» Task details
Scan the data below. Pull out each line where "Climate" occurs.

» Extracted information

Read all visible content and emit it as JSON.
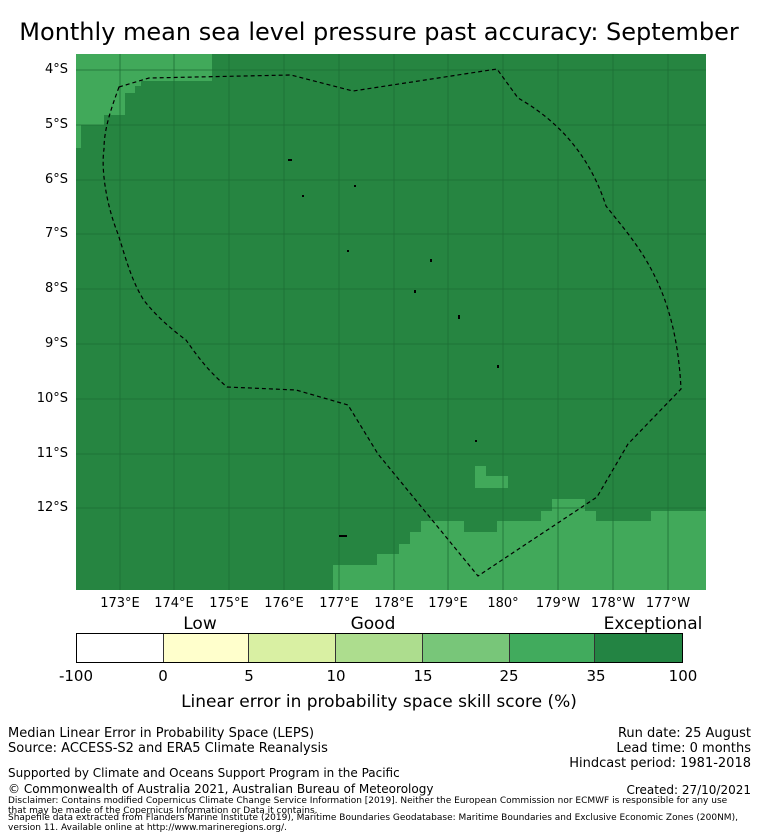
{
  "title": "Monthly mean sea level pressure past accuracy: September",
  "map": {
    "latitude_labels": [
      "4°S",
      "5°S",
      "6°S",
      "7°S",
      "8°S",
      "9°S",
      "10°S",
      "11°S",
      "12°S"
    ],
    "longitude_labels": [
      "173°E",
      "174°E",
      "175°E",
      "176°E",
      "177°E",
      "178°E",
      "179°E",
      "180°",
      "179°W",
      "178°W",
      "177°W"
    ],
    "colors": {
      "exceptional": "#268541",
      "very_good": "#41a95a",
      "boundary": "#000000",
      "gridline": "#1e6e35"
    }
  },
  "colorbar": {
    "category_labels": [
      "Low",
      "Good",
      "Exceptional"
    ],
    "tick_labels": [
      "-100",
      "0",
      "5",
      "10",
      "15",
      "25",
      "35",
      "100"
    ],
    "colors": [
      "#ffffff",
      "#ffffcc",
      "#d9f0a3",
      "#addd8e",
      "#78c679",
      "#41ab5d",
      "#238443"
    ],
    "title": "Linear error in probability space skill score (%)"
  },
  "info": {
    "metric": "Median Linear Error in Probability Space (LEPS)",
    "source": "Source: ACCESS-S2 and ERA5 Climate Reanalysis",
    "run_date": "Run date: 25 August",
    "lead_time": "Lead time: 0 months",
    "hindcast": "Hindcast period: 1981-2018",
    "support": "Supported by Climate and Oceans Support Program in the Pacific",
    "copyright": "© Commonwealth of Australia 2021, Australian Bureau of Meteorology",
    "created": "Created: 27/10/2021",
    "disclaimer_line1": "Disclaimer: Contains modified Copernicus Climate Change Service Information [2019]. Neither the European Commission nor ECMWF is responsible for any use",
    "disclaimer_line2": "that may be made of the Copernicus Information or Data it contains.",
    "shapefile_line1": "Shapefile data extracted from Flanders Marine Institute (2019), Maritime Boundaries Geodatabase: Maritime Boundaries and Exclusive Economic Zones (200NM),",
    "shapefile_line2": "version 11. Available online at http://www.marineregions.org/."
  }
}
--
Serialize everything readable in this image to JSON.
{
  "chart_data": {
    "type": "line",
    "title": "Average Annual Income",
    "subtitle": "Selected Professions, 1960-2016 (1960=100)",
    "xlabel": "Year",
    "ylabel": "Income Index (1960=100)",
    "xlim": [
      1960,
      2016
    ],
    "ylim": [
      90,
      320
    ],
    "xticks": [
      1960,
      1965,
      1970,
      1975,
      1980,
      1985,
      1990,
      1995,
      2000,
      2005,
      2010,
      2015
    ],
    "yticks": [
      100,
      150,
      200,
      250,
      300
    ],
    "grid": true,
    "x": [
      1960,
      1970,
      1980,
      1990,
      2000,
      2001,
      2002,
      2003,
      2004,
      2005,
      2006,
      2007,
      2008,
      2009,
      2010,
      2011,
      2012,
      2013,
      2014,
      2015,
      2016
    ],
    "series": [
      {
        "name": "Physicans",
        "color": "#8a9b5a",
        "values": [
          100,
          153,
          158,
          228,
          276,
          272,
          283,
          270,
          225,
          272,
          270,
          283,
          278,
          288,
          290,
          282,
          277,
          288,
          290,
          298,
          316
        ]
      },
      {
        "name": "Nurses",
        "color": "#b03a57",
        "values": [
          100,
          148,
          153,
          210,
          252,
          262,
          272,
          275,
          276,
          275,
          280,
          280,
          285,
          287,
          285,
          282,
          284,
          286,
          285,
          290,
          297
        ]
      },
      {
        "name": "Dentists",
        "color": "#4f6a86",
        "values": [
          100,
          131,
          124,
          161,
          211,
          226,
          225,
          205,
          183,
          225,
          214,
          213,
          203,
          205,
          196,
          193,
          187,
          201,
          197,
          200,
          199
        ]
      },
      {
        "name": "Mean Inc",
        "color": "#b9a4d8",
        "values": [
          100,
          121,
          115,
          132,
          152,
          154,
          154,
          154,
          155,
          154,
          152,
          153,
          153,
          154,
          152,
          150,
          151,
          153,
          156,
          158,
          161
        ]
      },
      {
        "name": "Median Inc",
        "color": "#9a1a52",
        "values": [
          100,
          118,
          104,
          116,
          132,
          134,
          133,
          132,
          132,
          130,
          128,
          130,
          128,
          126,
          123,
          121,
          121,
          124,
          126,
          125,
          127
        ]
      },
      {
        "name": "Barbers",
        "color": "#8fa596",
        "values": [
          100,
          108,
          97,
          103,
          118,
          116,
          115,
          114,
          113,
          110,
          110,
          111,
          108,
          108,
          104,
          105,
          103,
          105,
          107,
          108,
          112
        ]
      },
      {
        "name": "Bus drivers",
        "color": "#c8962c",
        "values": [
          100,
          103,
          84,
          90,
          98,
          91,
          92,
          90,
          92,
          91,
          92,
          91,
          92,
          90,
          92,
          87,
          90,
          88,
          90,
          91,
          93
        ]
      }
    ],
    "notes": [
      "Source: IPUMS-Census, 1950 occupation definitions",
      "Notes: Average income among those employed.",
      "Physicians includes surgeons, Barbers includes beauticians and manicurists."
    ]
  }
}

» Result below
    "source": "Source: ACCESS-S2 and ERA5 Climate Reanalysis",
    "support": "Supported by Climate and Oceans Support Program in the Pacific",
    "disclaimer_line1": "Disclaimer: Contains modified Copernicus Climate Change Service Information [2019]. Neither the European Commission nor ECMWF is responsible for any use",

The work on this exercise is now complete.